**Given problem:**
For this exercise, repeat all of the material verbatim apart from its images.

Collected data
-.-.-

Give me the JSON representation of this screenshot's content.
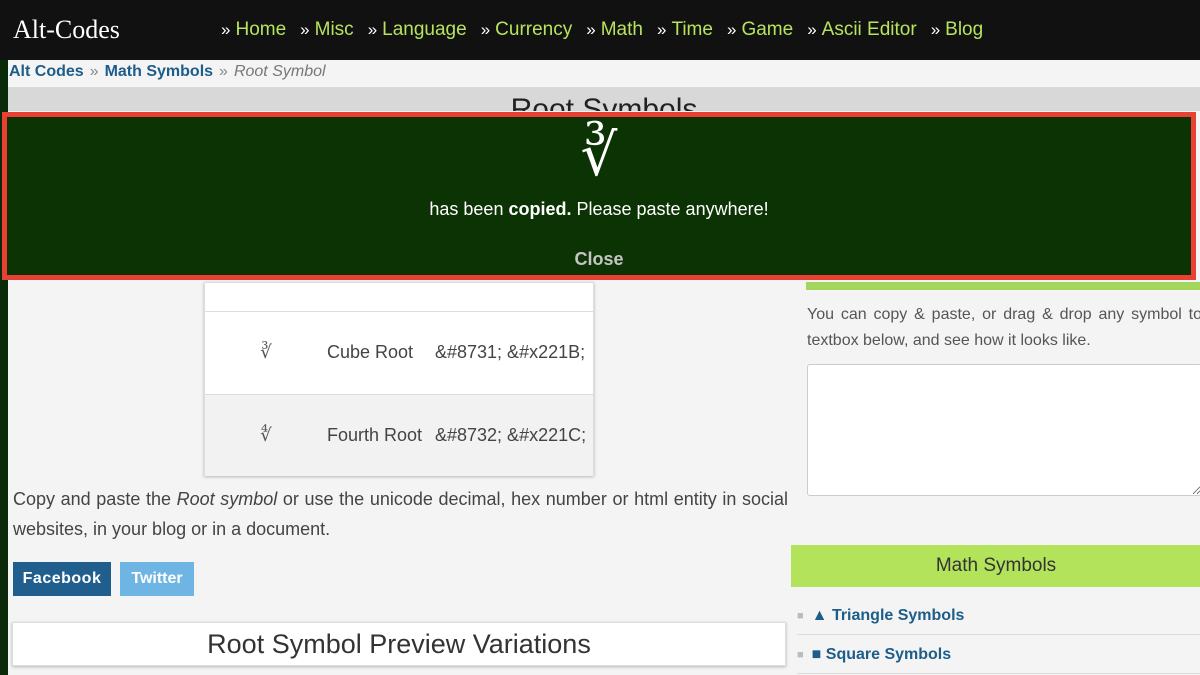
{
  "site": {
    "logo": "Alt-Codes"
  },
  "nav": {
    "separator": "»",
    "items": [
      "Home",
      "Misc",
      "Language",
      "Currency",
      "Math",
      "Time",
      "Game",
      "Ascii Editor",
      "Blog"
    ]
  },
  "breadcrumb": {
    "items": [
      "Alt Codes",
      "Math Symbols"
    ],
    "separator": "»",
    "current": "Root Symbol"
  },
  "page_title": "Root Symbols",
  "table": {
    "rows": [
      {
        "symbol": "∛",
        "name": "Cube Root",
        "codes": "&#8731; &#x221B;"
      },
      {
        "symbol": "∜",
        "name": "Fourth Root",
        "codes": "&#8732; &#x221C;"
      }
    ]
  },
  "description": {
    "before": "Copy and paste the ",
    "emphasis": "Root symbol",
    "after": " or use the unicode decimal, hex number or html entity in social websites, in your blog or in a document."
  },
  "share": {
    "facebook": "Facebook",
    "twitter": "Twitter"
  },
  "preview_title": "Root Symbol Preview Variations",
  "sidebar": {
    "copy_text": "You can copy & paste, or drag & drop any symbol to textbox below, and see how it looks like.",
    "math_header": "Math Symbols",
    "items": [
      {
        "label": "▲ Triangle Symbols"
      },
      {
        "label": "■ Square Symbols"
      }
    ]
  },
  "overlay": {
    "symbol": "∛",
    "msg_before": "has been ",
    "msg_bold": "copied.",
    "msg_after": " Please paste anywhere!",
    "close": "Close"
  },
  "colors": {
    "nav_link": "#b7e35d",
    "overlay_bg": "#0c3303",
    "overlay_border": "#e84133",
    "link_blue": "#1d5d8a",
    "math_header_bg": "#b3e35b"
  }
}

-.-.-

**Completed task:**
Give me the JSON representation of this screenshot's content.
{
  "site": {
    "logo": "Alt-Codes"
  },
  "nav": {
    "separator": "»",
    "items": [
      "Home",
      "Misc",
      "Language",
      "Currency",
      "Math",
      "Time",
      "Game",
      "Ascii Editor",
      "Blog"
    ]
  },
  "breadcrumb": {
    "items": [
      "Alt Codes",
      "Math Symbols"
    ],
    "separator": "»",
    "current": "Root Symbol"
  },
  "page_title": "Root Symbols",
  "table": {
    "rows": [
      {
        "symbol": "∛",
        "name": "Cube Root",
        "codes": "&#8731; &#x221B;"
      },
      {
        "symbol": "∜",
        "name": "Fourth Root",
        "codes": "&#8732; &#x221C;"
      }
    ]
  },
  "description": {
    "before": "Copy and paste the ",
    "emphasis": "Root symbol",
    "after": " or use the unicode decimal, hex number or html entity in social websites, in your blog or in a document."
  },
  "share": {
    "facebook": "Facebook",
    "twitter": "Twitter"
  },
  "preview_title": "Root Symbol Preview Variations",
  "sidebar": {
    "copy_text": "You can copy & paste, or drag & drop any symbol to textbox below, and see how it looks like.",
    "math_header": "Math Symbols",
    "items": [
      {
        "label": "▲ Triangle Symbols"
      },
      {
        "label": "■ Square Symbols"
      }
    ]
  },
  "overlay": {
    "symbol": "∛",
    "msg_before": "has been ",
    "msg_bold": "copied.",
    "msg_after": " Please paste anywhere!",
    "close": "Close"
  },
  "colors": {
    "nav_link": "#b7e35d",
    "overlay_bg": "#0c3303",
    "overlay_border": "#e84133",
    "link_blue": "#1d5d8a",
    "math_header_bg": "#b3e35b"
  }
}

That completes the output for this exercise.